▶ **DATA ENTRIES**
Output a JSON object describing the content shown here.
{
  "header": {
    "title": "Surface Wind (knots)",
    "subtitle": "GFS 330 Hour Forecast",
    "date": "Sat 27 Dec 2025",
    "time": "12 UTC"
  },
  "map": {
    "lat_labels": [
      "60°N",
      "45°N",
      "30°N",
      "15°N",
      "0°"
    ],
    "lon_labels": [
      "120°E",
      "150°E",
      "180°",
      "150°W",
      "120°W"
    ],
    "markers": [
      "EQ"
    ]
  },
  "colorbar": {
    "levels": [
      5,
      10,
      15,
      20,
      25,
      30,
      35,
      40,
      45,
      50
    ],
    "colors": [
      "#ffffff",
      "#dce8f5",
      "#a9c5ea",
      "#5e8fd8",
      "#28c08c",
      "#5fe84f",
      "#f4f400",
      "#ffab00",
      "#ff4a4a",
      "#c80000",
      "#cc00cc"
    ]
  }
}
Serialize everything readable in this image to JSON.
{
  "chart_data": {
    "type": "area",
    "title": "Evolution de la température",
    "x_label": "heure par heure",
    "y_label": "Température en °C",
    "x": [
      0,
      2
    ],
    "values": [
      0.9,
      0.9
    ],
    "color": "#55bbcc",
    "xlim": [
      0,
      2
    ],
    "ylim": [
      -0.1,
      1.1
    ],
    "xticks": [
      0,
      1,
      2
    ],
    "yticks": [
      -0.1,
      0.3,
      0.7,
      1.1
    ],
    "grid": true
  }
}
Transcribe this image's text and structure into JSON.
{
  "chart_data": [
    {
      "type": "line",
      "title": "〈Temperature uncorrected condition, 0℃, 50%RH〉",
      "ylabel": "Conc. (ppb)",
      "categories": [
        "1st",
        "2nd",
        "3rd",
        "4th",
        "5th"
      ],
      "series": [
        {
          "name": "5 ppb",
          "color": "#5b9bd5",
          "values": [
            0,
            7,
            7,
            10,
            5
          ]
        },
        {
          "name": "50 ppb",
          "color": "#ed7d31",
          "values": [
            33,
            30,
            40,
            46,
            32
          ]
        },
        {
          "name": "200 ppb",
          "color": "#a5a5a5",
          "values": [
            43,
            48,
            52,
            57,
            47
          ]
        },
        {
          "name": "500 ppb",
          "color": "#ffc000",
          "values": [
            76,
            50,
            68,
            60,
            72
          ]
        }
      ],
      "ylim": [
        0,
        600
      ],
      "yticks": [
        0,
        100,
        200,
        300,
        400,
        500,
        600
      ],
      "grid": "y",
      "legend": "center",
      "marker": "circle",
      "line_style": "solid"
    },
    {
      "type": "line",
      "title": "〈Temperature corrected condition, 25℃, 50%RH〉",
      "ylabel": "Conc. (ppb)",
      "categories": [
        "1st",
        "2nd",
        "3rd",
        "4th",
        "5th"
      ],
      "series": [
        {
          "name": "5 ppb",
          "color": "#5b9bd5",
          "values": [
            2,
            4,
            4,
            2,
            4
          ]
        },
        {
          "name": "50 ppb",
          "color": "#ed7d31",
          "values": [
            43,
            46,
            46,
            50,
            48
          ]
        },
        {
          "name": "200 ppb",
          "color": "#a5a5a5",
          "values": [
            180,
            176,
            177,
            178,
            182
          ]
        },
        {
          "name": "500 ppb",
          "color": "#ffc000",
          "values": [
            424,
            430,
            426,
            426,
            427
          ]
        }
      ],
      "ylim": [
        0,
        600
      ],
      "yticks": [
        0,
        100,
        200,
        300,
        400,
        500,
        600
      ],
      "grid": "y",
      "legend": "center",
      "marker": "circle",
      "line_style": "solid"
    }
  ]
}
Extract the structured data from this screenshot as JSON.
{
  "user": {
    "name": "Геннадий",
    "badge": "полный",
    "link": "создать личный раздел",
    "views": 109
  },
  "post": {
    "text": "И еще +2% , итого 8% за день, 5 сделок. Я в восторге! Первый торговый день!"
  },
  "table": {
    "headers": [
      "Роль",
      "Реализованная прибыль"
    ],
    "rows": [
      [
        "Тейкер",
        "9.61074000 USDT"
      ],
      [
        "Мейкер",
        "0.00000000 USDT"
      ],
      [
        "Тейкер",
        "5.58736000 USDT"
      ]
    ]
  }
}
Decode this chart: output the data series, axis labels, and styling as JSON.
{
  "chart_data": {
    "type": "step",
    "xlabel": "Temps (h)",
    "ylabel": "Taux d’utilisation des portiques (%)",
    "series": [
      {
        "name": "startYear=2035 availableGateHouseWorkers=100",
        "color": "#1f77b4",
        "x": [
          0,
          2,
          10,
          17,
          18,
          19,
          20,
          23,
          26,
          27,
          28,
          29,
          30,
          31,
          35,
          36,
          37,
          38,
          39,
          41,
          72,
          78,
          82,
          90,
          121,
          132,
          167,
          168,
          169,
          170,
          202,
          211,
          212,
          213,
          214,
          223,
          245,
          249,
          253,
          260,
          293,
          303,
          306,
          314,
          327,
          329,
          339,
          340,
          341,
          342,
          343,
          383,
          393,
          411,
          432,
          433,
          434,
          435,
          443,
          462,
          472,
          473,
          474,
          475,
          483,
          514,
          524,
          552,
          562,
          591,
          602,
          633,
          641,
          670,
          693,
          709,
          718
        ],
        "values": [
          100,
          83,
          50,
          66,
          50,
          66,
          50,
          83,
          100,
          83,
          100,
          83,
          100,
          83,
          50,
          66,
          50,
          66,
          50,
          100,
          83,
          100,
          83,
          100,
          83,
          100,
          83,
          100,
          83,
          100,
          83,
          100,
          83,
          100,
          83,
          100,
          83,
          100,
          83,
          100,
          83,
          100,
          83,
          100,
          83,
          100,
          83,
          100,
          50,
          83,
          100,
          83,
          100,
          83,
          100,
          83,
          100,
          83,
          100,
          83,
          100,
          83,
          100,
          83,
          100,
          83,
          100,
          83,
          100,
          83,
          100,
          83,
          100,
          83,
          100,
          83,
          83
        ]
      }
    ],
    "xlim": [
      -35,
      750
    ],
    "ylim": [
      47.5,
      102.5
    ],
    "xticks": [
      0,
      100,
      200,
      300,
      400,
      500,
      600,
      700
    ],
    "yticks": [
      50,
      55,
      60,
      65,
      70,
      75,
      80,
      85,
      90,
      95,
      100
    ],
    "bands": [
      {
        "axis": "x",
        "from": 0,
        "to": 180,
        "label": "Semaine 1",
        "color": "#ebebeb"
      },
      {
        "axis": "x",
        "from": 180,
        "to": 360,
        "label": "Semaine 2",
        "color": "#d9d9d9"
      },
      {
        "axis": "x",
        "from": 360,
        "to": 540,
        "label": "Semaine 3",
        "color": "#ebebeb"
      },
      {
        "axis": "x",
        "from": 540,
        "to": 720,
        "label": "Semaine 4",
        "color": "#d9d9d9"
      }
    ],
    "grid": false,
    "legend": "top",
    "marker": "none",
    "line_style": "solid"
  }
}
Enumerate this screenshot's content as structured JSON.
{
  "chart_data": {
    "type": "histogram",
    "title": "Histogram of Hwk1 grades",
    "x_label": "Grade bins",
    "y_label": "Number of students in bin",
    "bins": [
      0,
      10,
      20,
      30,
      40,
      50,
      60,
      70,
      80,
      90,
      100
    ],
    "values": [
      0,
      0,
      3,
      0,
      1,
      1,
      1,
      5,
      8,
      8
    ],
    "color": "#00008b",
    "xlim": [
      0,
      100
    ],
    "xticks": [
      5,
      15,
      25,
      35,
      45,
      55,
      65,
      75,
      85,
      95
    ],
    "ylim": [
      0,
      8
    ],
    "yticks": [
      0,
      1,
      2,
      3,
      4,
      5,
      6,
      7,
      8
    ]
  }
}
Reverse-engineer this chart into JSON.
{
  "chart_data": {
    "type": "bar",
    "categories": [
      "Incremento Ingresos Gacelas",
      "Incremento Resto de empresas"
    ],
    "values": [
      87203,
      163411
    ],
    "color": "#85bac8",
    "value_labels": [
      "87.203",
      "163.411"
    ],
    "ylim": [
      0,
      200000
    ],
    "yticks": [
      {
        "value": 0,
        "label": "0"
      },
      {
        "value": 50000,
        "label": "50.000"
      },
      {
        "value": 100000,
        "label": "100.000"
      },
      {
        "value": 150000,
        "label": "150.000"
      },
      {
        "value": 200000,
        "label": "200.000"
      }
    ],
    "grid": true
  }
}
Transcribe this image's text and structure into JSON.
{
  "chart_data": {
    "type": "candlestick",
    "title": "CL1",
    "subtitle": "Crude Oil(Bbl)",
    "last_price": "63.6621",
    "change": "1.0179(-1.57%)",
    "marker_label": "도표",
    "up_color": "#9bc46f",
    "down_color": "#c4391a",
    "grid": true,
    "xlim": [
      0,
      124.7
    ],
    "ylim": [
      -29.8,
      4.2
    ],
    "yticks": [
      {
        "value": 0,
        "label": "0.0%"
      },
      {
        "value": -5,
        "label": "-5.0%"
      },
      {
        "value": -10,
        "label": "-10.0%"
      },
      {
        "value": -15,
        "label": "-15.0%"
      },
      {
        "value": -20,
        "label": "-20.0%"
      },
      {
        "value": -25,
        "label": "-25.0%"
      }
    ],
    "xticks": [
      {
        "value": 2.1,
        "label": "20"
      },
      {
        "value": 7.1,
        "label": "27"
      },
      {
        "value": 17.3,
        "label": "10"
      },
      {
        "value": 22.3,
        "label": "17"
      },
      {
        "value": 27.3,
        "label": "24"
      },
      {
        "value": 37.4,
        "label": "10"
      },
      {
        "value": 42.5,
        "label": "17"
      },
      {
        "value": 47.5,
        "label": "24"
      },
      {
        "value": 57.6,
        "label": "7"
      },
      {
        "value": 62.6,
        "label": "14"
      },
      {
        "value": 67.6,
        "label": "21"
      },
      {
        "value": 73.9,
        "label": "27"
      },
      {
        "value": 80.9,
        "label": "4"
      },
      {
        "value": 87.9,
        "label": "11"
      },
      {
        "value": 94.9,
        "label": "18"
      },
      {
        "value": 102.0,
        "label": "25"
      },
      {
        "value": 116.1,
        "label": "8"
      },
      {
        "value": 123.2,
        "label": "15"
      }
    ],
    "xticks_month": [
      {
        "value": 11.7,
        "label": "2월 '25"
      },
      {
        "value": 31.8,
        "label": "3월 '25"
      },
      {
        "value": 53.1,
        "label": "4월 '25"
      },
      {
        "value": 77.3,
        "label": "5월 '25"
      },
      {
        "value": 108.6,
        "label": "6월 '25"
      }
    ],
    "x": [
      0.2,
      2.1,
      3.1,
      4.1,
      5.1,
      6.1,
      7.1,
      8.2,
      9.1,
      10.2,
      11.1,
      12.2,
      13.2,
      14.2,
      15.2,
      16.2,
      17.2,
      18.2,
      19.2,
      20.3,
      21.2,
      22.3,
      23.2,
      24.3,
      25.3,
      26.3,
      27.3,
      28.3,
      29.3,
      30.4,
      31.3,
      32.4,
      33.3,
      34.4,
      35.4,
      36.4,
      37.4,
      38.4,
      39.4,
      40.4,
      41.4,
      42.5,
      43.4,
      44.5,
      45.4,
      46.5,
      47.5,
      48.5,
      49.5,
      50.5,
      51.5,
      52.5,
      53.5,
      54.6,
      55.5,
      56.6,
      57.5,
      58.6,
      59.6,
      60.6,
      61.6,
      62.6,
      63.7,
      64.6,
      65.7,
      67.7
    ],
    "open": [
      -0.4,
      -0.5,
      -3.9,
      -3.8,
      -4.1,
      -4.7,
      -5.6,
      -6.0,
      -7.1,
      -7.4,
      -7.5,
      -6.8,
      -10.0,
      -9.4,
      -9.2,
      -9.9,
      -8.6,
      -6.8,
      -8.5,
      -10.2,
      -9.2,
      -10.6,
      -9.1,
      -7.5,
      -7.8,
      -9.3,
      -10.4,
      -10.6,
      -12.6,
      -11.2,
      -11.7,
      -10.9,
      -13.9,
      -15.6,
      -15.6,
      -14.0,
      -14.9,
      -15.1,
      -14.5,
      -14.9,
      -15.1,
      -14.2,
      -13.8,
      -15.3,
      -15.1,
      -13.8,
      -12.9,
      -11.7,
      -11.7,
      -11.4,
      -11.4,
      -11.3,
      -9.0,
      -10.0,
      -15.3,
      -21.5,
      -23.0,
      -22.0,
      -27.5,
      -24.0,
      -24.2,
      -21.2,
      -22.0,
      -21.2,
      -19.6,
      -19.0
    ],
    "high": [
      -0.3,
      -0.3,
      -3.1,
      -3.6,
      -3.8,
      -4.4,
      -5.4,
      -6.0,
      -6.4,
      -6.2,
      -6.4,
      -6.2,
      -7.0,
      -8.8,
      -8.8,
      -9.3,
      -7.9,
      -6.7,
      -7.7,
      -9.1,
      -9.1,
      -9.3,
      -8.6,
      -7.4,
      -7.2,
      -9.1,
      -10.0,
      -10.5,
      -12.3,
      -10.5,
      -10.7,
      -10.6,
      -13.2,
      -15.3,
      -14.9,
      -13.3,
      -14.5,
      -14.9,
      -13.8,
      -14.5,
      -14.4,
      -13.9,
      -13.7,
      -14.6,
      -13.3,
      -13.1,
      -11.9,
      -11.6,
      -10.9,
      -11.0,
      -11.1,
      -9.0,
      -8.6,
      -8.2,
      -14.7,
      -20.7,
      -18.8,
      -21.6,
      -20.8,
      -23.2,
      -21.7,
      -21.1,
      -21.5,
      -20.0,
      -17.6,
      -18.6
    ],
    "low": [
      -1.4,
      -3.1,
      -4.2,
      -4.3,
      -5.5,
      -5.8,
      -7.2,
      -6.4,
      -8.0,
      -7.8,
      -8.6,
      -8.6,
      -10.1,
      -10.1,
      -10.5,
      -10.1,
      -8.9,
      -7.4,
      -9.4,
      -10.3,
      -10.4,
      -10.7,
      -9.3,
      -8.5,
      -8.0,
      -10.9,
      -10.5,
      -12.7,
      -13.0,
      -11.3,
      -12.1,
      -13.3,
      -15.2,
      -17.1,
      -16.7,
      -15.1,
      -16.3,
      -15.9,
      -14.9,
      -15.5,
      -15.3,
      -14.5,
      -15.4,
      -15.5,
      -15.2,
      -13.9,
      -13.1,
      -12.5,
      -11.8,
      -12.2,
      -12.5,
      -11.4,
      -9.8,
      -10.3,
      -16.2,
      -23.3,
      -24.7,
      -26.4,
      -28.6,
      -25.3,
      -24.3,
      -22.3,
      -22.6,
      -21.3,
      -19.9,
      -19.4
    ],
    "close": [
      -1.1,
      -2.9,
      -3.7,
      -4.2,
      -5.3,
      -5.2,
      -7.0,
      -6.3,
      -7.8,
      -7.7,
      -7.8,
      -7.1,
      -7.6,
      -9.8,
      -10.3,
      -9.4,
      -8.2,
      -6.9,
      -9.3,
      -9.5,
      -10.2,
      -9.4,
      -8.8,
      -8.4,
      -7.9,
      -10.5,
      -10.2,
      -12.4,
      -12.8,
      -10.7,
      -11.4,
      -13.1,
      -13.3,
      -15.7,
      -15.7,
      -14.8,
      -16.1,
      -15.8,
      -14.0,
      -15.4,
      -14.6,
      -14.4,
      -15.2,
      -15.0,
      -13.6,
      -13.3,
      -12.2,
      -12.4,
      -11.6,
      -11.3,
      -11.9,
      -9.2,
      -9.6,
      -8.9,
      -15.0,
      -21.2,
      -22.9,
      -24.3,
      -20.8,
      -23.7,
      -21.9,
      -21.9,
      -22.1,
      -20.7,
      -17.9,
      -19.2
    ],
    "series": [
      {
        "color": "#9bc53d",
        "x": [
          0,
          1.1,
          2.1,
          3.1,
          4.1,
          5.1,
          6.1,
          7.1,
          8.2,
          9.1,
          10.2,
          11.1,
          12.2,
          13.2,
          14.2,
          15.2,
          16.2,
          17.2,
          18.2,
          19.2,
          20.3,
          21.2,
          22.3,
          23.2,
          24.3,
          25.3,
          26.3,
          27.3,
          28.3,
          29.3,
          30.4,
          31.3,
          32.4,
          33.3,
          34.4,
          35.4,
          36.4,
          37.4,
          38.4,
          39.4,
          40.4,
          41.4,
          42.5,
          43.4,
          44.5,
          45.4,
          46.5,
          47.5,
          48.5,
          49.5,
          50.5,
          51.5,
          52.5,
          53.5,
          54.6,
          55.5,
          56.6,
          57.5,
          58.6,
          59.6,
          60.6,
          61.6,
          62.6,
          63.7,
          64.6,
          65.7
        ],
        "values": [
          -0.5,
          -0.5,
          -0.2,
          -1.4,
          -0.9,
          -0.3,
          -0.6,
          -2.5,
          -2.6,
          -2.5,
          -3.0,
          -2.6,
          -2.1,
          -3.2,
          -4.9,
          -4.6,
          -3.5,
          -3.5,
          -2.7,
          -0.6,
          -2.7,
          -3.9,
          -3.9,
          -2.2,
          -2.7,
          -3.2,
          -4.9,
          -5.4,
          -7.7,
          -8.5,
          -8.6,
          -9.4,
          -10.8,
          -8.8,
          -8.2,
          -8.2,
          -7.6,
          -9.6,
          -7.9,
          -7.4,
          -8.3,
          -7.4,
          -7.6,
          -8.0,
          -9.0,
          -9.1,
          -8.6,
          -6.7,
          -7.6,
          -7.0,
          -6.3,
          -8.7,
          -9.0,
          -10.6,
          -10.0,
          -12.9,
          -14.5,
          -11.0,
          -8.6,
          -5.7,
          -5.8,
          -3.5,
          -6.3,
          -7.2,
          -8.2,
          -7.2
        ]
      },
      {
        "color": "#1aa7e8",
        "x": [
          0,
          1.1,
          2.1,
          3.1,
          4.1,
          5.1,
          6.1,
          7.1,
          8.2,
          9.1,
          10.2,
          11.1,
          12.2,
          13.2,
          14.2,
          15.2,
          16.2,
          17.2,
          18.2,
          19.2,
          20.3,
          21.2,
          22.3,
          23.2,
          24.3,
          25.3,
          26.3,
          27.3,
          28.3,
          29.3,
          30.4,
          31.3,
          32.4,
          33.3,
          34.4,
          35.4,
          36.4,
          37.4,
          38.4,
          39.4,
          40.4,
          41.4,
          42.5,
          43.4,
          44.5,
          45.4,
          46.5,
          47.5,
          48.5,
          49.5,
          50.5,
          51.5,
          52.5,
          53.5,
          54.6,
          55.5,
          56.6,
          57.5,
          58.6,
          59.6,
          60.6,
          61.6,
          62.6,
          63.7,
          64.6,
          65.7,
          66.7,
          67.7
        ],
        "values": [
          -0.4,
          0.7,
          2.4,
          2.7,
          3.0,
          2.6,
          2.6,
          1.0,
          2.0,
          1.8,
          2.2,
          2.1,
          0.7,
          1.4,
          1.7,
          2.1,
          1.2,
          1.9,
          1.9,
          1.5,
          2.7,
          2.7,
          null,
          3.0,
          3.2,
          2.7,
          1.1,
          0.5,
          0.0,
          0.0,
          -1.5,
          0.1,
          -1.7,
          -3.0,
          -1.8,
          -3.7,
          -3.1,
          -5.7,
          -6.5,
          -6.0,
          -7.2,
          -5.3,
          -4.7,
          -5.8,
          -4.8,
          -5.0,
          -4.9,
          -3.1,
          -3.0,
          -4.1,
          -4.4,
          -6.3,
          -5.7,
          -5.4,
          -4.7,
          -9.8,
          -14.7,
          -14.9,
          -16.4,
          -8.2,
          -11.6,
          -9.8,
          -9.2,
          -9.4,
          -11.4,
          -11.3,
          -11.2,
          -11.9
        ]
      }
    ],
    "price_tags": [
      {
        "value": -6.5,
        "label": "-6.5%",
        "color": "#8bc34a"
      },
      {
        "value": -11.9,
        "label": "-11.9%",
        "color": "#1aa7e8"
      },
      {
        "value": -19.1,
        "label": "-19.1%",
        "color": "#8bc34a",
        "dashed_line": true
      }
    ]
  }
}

▶ **CHALLENGE**
Display every line of the listing that contains the string "Semaine".

▶ **FINAL RESULT**
        "label": "Semaine 1",
        "label": "Semaine 2",
        "label": "Semaine 3",
        "label": "Semaine 4",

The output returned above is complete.